• **What the task asks**
Transcribe the listing that follows in full, omitting pictures.

Data entries
↓

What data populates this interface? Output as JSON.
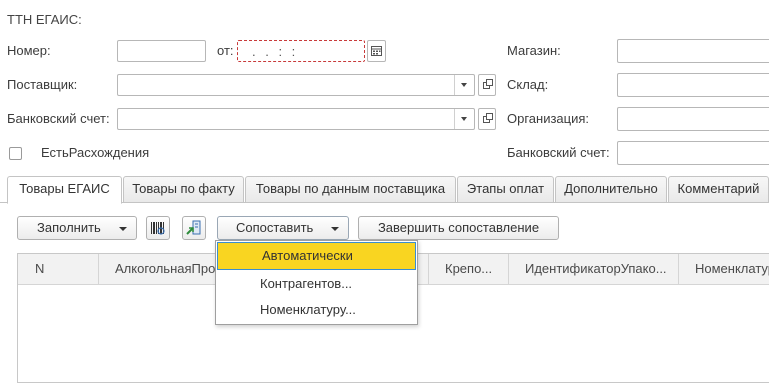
{
  "form": {
    "title": "ТТН ЕГАИС:"
  },
  "header": {
    "number_label": "Номер:",
    "number_value": "",
    "from_label": "от:",
    "date_value": ". .   : :",
    "supplier_label": "Поставщик:",
    "supplier_value": "",
    "bank_account_label": "Банковский счет:",
    "bank_account_value": "",
    "discrepancies_label": "ЕстьРасхождения",
    "store_label": "Магазин:",
    "warehouse_label": "Склад:",
    "organization_label": "Организация:",
    "org_bank_account_label": "Банковский счет:"
  },
  "tabs": [
    {
      "label": "Товары ЕГАИС"
    },
    {
      "label": "Товары по факту"
    },
    {
      "label": "Товары по данным поставщика"
    },
    {
      "label": "Этапы оплат"
    },
    {
      "label": "Дополнительно"
    },
    {
      "label": "Комментарий"
    }
  ],
  "toolbar": {
    "fill_label": "Заполнить",
    "match_label": "Сопоставить",
    "finish_match_label": "Завершить сопоставление",
    "barcode_icon": "barcode-icon",
    "import_icon": "import-icon"
  },
  "table": {
    "columns": [
      "N",
      "АлкогольнаяПро",
      "Крепо...",
      "ИдентификаторУпако...",
      "Номенклатура"
    ]
  },
  "match_menu": {
    "items": [
      "Автоматически",
      "Контрагентов...",
      "Номенклатуру..."
    ]
  },
  "colors": {
    "highlight": "#f9d521",
    "focus_border": "#3a8ed0",
    "date_field_border": "#c83a3a"
  }
}
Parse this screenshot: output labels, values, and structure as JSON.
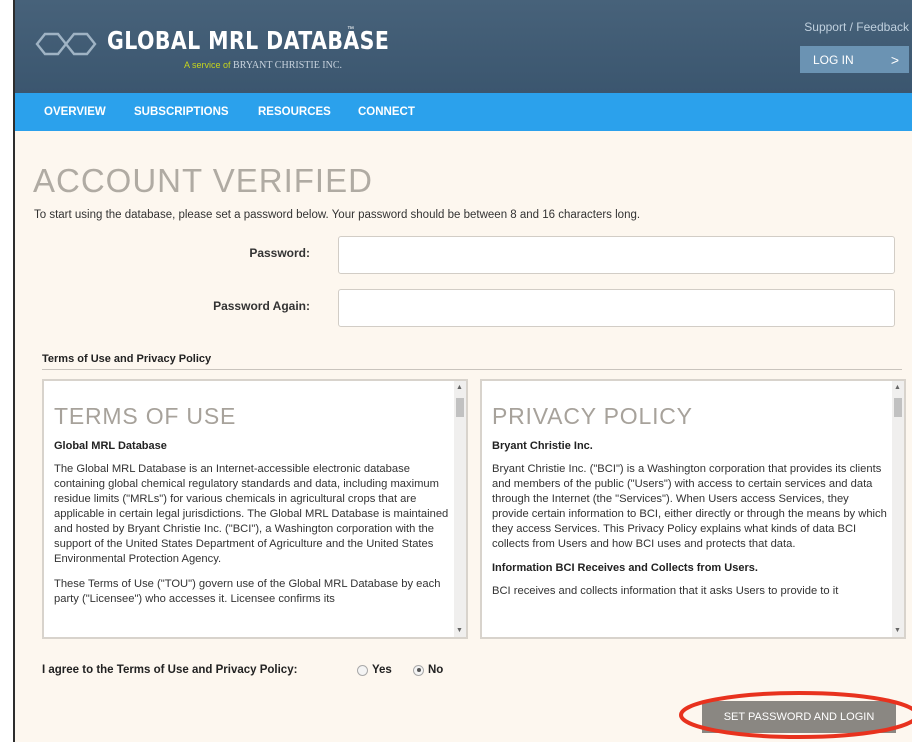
{
  "header": {
    "brand_name": "GLOBAL MRL DATABASE",
    "brand_tm": "™",
    "brand_sub_prefix": "A service of",
    "brand_sub_company": "BRYANT CHRISTIE INC.",
    "support_link": "Support / Feedback",
    "login_label": "LOG IN",
    "login_chevron": ">"
  },
  "nav": {
    "items": [
      "OVERVIEW",
      "SUBSCRIPTIONS",
      "RESOURCES",
      "CONNECT"
    ]
  },
  "main": {
    "title": "ACCOUNT VERIFIED",
    "intro": "To start using the database, please set a password below. Your password should be between 8 and 16 characters long.",
    "password_label": "Password:",
    "password_value": "",
    "password_again_label": "Password Again:",
    "password_again_value": ""
  },
  "terms": {
    "heading": "Terms of Use and Privacy Policy",
    "tou": {
      "title": "TERMS OF USE",
      "subtitle": "Global MRL Database",
      "para1": "The Global MRL Database is an Internet-accessible electronic database containing global chemical regulatory standards and data, including maximum residue limits (\"MRLs\") for various chemicals in agricultural crops that are applicable in certain legal jurisdictions. The Global MRL Database is maintained and hosted by Bryant Christie Inc. (\"BCI\"), a Washington corporation with the support of the United States Department of Agriculture and the United States Environmental Protection Agency.",
      "para2": "These Terms of Use (\"TOU\") govern use of the Global MRL Database by each party (\"Licensee\") who accesses it. Licensee confirms its"
    },
    "privacy": {
      "title": "PRIVACY POLICY",
      "subtitle": "Bryant Christie Inc.",
      "para1": "Bryant Christie Inc. (\"BCI\") is a Washington corporation that provides its clients and members of the public (\"Users\") with access to certain services and data through the Internet (the \"Services\"). When Users access Services, they provide certain information to BCI, either directly or through the means by which they access Services. This Privacy Policy explains what kinds of data BCI collects from Users and how BCI uses and protects that data.",
      "subtitle2": "Information BCI Receives and Collects from Users.",
      "para2": "BCI receives and collects information that it asks Users to provide to it"
    },
    "scroll_up": "▲",
    "scroll_down": "▼"
  },
  "agree": {
    "label": "I agree to the Terms of Use and Privacy Policy:",
    "yes_label": "Yes",
    "no_label": "No",
    "selected": "No"
  },
  "actions": {
    "submit_label": "SET PASSWORD AND LOGIN"
  },
  "colors": {
    "header_bg": "#3b566f",
    "nav_bg": "#2ba1ec",
    "page_bg": "#fdf7ef",
    "login_btn": "#6b93b3",
    "submit_btn": "#8a8782",
    "annotation_ellipse": "#e8321e"
  }
}
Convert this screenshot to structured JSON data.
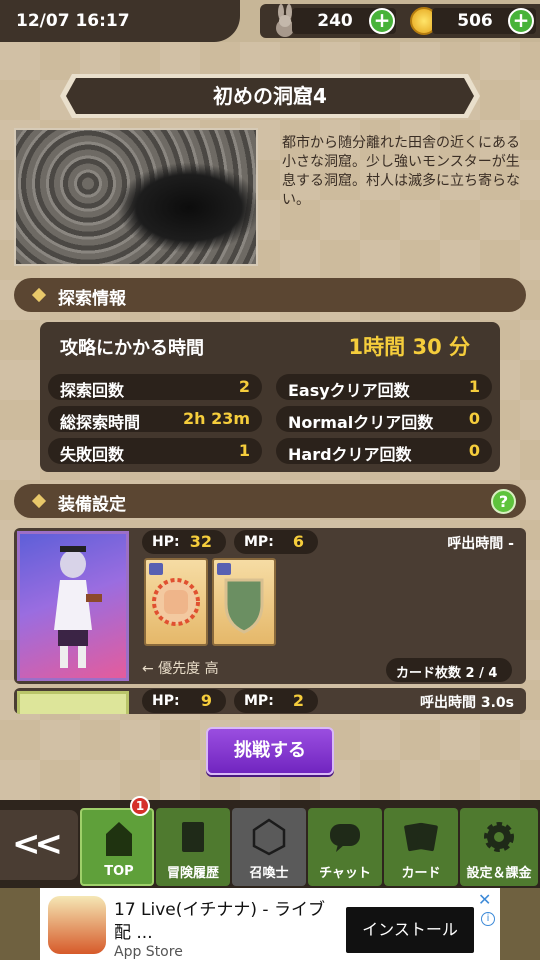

↑

• **Exercise response**
What data populates this interface? Output as JSON.
{
  "form": {
    "title": "ТТН ЕГАИС:"
  },
  "header": {
    "number_label": "Номер:",
    "number_value": "",
    "from_label": "от:",
    "date_value": ". .   : :",
    "supplier_label": "Поставщик:",
    "supplier_value": "",
    "bank_account_label": "Банковский счет:",
    "bank_account_value": "",
    "discrepancies_label": "ЕстьРасхождения",
    "store_label": "Магазин:",
    "warehouse_label": "Склад:",
    "organization_label": "Организация:",
    "org_bank_account_label": "Банковский счет:"
  },
  "tabs": [
    {
      "label": "Товары ЕГАИС"
    },
    {
      "label": "Товары по факту"
    },
    {
      "label": "Товары по данным поставщика"
    },
    {
      "label": "Этапы оплат"
    },
    {
      "label": "Дополнительно"
    },
    {
      "label": "Комментарий"
    }
  ],
  "toolbar": {
    "fill_label": "Заполнить",
    "match_label": "Сопоставить",
    "finish_match_label": "Завершить сопоставление",
    "barcode_icon": "barcode-icon",
    "import_icon": "import-icon"
  },
  "table": {
    "columns": [
      "N",
      "АлкогольнаяПро",
      "Крепо...",
      "ИдентификаторУпако...",
      "Номенклатура"
    ]
  },
  "match_menu": {
    "items": [
      "Автоматически",
      "Контрагентов...",
      "Номенклатуру..."
    ]
  },
  "colors": {
    "highlight": "#f9d521",
    "focus_border": "#3a8ed0",
    "date_field_border": "#c83a3a"
  }
}
Parse this screenshot: output labels, values, and structure as JSON.
{
  "header": {
    "brand_name": "GLOBAL MRL DATABASE",
    "brand_tm": "™",
    "brand_sub_prefix": "A service of",
    "brand_sub_company": "BRYANT CHRISTIE INC.",
    "support_link": "Support / Feedback",
    "login_label": "LOG IN",
    "login_chevron": ">"
  },
  "nav": {
    "items": [
      "OVERVIEW",
      "SUBSCRIPTIONS",
      "RESOURCES",
      "CONNECT"
    ]
  },
  "main": {
    "title": "ACCOUNT VERIFIED",
    "intro": "To start using the database, please set a password below. Your password should be between 8 and 16 characters long.",
    "password_label": "Password:",
    "password_value": "",
    "password_again_label": "Password Again:",
    "password_again_value": ""
  },
  "terms": {
    "heading": "Terms of Use and Privacy Policy",
    "tou": {
      "title": "TERMS OF USE",
      "subtitle": "Global MRL Database",
      "para1": "The Global MRL Database is an Internet-accessible electronic database containing global chemical regulatory standards and data, including maximum residue limits (\"MRLs\") for various chemicals in agricultural crops that are applicable in certain legal jurisdictions. The Global MRL Database is maintained and hosted by Bryant Christie Inc. (\"BCI\"), a Washington corporation with the support of the United States Department of Agriculture and the United States Environmental Protection Agency.",
      "para2": "These Terms of Use (\"TOU\") govern use of the Global MRL Database by each party (\"Licensee\") who accesses it. Licensee confirms its"
    },
    "privacy": {
      "title": "PRIVACY POLICY",
      "subtitle": "Bryant Christie Inc.",
      "para1": "Bryant Christie Inc. (\"BCI\") is a Washington corporation that provides its clients and members of the public (\"Users\") with access to certain services and data through the Internet (the \"Services\"). When Users access Services, they provide certain information to BCI, either directly or through the means by which they access Services. This Privacy Policy explains what kinds of data BCI collects from Users and how BCI uses and protects that data.",
      "subtitle2": "Information BCI Receives and Collects from Users.",
      "para2": "BCI receives and collects information that it asks Users to provide to it"
    },
    "scroll_up": "▲",
    "scroll_down": "▼"
  },
  "agree": {
    "label": "I agree to the Terms of Use and Privacy Policy:",
    "yes_label": "Yes",
    "no_label": "No",
    "selected": "No"
  },
  "actions": {
    "submit_label": "SET PASSWORD AND LOGIN"
  },
  "colors": {
    "header_bg": "#3b566f",
    "nav_bg": "#2ba1ec",
    "page_bg": "#fdf7ef",
    "login_btn": "#6b93b3",
    "submit_btn": "#8a8782",
    "annotation_ellipse": "#e8321e"
  }
}
Convert this screenshot to structured JSON data.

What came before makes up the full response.